Seek out every line containing the word "right", and copy each.
==== EXERCISE INPUT ====
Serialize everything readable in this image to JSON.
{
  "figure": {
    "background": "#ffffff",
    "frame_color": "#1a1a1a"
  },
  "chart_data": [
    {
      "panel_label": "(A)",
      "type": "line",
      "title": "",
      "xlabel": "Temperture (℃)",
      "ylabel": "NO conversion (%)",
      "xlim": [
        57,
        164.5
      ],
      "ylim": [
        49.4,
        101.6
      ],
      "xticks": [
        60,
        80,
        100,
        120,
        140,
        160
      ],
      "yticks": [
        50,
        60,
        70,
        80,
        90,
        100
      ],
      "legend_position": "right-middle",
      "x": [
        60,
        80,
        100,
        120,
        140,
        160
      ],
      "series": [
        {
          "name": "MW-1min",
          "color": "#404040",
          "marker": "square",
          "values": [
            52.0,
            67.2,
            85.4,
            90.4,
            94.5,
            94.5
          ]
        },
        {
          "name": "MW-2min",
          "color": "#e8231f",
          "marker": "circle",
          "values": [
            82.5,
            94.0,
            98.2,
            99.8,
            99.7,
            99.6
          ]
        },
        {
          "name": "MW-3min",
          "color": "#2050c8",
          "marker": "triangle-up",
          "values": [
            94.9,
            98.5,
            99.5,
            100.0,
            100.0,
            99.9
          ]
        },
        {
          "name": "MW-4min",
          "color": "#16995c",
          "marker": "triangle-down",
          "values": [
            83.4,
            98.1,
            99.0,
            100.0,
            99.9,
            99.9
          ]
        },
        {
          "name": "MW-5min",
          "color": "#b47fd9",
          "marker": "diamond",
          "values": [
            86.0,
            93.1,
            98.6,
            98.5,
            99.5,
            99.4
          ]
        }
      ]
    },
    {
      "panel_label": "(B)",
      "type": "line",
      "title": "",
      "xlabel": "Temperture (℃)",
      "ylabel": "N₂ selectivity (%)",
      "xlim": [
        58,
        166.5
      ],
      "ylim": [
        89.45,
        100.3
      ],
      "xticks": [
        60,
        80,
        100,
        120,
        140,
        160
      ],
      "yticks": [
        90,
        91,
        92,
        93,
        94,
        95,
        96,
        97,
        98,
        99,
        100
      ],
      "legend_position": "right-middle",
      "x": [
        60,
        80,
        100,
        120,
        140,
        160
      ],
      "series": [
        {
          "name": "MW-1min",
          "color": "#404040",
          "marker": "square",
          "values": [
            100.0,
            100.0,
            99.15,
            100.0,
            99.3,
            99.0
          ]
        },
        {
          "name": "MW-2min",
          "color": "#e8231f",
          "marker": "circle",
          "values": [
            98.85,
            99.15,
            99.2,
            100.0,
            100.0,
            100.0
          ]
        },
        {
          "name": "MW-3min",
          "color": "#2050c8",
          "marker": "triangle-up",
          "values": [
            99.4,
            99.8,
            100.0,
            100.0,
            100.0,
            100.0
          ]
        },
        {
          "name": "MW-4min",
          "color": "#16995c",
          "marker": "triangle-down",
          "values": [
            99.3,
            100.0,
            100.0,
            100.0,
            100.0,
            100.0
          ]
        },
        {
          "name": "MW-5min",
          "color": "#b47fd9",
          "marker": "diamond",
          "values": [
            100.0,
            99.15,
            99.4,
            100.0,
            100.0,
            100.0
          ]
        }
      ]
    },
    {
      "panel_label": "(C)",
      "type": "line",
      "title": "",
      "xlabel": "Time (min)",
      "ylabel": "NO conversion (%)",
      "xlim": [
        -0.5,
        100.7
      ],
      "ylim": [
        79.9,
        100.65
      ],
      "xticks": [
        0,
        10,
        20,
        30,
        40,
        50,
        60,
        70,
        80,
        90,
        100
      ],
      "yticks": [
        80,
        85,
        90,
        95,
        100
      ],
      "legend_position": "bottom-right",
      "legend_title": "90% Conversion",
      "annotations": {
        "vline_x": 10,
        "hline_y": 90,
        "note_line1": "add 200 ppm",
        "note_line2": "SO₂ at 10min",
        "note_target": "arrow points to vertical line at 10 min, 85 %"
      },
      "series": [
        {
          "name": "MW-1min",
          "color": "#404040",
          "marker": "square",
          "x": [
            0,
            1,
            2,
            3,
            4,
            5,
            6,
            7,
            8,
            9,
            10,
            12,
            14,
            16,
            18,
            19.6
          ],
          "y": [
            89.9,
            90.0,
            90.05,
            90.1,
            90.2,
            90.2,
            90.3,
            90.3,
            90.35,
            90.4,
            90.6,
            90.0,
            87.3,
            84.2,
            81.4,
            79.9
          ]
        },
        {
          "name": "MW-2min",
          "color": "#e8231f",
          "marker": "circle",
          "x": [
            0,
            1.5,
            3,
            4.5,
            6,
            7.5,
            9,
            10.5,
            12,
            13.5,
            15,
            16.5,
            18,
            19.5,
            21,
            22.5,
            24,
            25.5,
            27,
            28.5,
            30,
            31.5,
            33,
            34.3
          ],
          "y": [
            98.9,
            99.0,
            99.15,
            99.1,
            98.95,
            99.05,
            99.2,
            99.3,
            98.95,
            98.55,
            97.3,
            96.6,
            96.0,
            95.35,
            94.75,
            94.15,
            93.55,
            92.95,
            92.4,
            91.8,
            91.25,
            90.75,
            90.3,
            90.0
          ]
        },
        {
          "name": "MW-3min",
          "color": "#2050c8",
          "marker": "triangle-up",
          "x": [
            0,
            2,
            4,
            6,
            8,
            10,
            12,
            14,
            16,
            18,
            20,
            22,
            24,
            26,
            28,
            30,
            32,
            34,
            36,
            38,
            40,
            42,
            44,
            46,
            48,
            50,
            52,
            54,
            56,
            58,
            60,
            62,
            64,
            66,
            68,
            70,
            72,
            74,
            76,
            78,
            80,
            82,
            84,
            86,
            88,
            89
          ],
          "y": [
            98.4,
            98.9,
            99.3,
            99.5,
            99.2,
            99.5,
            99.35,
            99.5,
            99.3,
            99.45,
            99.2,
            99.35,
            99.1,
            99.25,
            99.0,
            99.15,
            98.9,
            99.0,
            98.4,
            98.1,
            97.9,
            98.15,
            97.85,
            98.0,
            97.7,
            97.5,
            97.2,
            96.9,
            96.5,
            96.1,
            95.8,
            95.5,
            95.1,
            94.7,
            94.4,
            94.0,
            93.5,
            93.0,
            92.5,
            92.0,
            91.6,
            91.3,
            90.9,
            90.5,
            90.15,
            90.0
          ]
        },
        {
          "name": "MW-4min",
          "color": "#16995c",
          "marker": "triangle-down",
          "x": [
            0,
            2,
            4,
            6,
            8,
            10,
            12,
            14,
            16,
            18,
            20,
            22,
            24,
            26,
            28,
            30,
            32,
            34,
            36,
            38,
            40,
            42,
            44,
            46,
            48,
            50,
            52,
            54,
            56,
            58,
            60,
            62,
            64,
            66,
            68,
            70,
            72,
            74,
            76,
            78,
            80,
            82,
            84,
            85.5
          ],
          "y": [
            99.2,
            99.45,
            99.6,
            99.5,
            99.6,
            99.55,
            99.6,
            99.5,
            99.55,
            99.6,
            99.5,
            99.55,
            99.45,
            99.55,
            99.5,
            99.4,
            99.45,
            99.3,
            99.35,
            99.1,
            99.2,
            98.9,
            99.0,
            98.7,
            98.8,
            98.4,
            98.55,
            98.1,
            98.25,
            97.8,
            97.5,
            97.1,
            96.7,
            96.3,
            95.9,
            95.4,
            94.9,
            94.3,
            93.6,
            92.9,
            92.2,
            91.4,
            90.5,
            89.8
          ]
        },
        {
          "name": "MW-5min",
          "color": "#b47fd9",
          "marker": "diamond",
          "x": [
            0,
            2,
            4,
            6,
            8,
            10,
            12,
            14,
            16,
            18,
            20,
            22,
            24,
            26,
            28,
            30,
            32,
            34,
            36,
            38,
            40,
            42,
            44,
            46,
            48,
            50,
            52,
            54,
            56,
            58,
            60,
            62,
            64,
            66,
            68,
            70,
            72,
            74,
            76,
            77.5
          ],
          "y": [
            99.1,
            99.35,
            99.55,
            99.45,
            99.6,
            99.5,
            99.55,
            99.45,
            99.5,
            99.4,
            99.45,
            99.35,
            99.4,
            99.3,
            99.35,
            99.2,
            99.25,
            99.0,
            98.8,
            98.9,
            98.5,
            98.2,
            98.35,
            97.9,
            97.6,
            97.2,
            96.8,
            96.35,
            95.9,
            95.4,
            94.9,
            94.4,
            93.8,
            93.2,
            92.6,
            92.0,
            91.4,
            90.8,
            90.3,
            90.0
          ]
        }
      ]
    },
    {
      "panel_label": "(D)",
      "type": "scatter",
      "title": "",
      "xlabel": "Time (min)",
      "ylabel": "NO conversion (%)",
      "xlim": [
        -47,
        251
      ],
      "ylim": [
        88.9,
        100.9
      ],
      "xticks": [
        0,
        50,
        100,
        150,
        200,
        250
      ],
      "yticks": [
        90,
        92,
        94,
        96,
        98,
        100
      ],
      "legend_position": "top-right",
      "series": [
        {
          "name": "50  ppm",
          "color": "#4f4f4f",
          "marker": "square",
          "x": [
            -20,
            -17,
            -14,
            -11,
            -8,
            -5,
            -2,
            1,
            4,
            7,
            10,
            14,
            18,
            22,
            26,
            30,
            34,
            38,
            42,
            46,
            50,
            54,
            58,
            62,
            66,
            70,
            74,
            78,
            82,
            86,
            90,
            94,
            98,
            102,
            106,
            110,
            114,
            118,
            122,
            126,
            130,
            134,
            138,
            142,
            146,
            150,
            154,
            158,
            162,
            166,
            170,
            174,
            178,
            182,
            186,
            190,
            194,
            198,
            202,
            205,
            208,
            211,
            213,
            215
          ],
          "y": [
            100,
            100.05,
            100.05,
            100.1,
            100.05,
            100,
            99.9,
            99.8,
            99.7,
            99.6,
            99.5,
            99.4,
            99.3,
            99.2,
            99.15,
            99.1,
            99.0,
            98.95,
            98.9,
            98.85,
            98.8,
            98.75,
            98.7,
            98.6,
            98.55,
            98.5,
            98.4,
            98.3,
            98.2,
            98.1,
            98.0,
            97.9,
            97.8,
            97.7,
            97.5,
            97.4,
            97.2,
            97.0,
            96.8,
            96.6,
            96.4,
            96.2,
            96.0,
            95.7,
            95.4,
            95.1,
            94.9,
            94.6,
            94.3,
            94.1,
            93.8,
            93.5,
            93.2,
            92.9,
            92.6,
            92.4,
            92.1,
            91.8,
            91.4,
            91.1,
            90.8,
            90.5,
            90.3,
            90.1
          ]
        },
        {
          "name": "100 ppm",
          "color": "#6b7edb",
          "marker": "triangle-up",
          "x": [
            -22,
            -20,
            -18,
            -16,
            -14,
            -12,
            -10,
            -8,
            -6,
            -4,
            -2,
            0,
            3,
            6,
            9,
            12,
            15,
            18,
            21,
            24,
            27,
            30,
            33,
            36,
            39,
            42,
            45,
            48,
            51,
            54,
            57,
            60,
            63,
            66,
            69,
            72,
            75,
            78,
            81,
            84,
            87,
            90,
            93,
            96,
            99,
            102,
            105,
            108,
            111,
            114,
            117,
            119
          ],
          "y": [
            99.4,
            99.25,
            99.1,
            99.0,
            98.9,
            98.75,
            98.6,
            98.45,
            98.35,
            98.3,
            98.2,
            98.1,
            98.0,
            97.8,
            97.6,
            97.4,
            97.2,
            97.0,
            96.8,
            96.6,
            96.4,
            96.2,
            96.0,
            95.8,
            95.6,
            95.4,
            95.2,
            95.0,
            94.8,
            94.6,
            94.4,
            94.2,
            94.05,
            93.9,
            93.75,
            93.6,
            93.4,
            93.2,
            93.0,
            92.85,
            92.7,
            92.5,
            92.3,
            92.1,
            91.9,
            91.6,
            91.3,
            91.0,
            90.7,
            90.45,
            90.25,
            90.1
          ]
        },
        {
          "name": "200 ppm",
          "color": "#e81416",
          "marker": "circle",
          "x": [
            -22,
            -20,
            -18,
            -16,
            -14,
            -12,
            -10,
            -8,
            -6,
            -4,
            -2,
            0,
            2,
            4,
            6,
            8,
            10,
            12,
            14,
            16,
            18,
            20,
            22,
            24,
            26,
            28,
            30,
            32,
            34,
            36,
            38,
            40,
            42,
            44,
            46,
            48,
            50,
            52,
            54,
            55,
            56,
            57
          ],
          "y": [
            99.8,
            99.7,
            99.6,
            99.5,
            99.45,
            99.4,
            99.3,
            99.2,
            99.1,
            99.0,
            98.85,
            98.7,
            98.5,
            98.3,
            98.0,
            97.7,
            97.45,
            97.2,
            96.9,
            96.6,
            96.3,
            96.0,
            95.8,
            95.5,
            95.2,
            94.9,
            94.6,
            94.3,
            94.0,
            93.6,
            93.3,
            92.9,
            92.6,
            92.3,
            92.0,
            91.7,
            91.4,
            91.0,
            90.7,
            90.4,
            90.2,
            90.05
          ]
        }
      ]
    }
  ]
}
====
▶ _RESPONSE_:
      "legend_position": "right-middle",
      "legend_position": "right-middle",
      "legend_position": "bottom-right",
      "legend_position": "top-right",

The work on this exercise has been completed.